-- START EXTRACTED ENTRIES --

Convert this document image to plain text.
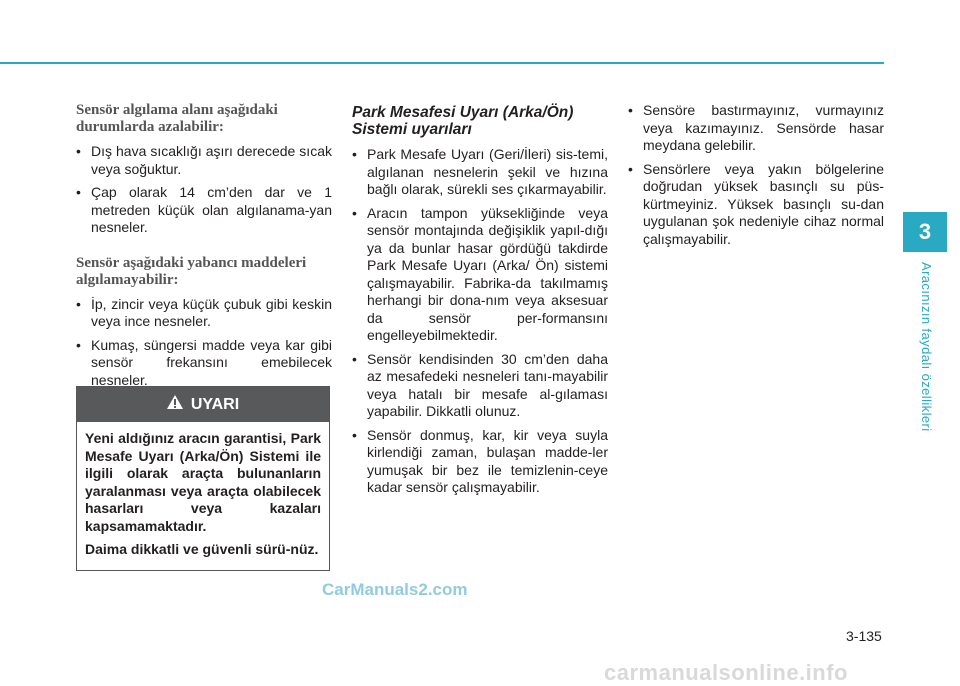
Sensör algılama alanı aşağıdaki durumlarda azalabilir:
• Dış hava sıcaklığı aşırı derecede sıcak veya soğuktur.
• Çap olarak 14 cm’den dar ve 1 metreden küçük olan algılanama-yan nesneler.
Sensör aşağıdaki yabancı maddeleri algılamayabilir:
• İp, zincir veya küçük çubuk gibi keskin veya ince nesneler.
• Kumaş, süngersi madde veya kar gibi sensör frekansını emebilecek nesneler.
UYARI

Yeni aldığınız aracın garantisi, Park Mesafe Uyarı (Arka/Ön) Sistemi ile ilgili olarak araçta bulunanların yaralanması veya araçta olabilecek hasarları veya kazaları kapsamamaktadır.

Daima dikkatli ve güvenli sürü-nüz.

Park Mesafesi Uyarı (Arka/Ön) Sistemi uyarıları
• Park Mesafe Uyarı (Geri/İleri) sis-temi, algılanan nesnelerin şekil ve hızına bağlı olarak, sürekli ses çıkarmayabilir.
• Aracın tampon yüksekliğinde veya sensör montajında değişiklik yapıl-dığı ya da bunlar hasar gördüğü takdirde Park Mesafe Uyarı (Arka/ Ön) sistemi çalışmayabilir. Fabrika-da takılmamış herhangi bir dona-nım veya aksesuar da sensör per-formansını engelleyebilmektedir.
• Sensör kendisinden 30 cm’den daha az mesafedeki nesneleri tanı-mayabilir veya hatalı bir mesafe al-gılaması yapabilir. Dikkatli olunuz.
• Sensör donmuş, kar, kir veya suyla kirlendiği zaman, bulaşan madde-ler yumuşak bir bez ile temizlenin-ceye kadar sensör çalışmayabilir.
• Sensöre bastırmayınız, vurmayınız veya kazımayınız. Sensörde hasar meydana gelebilir.
• Sensörlere veya yakın bölgelerine doğrudan yüksek basınçlı su püs-kürtmeyiniz. Yüksek basınçlı su-dan uygulanan şok nedeniyle cihaz normal çalışmayabilir.	3
Aracınızın faydalı özellikleri
3-135
CarManuals2.com
carmanualsonline.info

-- END EXTRACTED ENTRIES --

Output all of the records exactly as they appear above, but not the pictures.

__COMPLETE OUTPUT__:
Convert this document image to plain text.
Sensör algılama alanı aşağıdaki durumlarda azalabilir:
• Dış hava sıcaklığı aşırı derecede sıcak veya soğuktur.
• Çap olarak 14 cm’den dar ve 1 metreden küçük olan algılanama-yan nesneler.
Sensör aşağıdaki yabancı maddeleri algılamayabilir:
• İp, zincir veya küçük çubuk gibi keskin veya ince nesneler.
• Kumaş, süngersi madde veya kar gibi sensör frekansını emebilecek nesneler.
UYARI

Yeni aldığınız aracın garantisi, Park Mesafe Uyarı (Arka/Ön) Sistemi ile ilgili olarak araçta bulunanların yaralanması veya araçta olabilecek hasarları veya kazaları kapsamamaktadır.

Daima dikkatli ve güvenli sürü-nüz.

Park Mesafesi Uyarı (Arka/Ön) Sistemi uyarıları
• Park Mesafe Uyarı (Geri/İleri) sis-temi, algılanan nesnelerin şekil ve hızına bağlı olarak, sürekli ses çıkarmayabilir.
• Aracın tampon yüksekliğinde veya sensör montajında değişiklik yapıl-dığı ya da bunlar hasar gördüğü takdirde Park Mesafe Uyarı (Arka/ Ön) sistemi çalışmayabilir. Fabrika-da takılmamış herhangi bir dona-nım veya aksesuar da sensör per-formansını engelleyebilmektedir.
• Sensör kendisinden 30 cm’den daha az mesafedeki nesneleri tanı-mayabilir veya hatalı bir mesafe al-gılaması yapabilir. Dikkatli olunuz.
• Sensör donmuş, kar, kir veya suyla kirlendiği zaman, bulaşan madde-ler yumuşak bir bez ile temizlenin-ceye kadar sensör çalışmayabilir.
• Sensöre bastırmayınız, vurmayınız veya kazımayınız. Sensörde hasar meydana gelebilir.
• Sensörlere veya yakın bölgelerine doğrudan yüksek basınçlı su püs-kürtmeyiniz. Yüksek basınçlı su-dan uygulanan şok nedeniyle cihaz normal çalışmayabilir.	3
Aracınızın faydalı özellikleri
3-135
CarManuals2.com
carmanualsonline.info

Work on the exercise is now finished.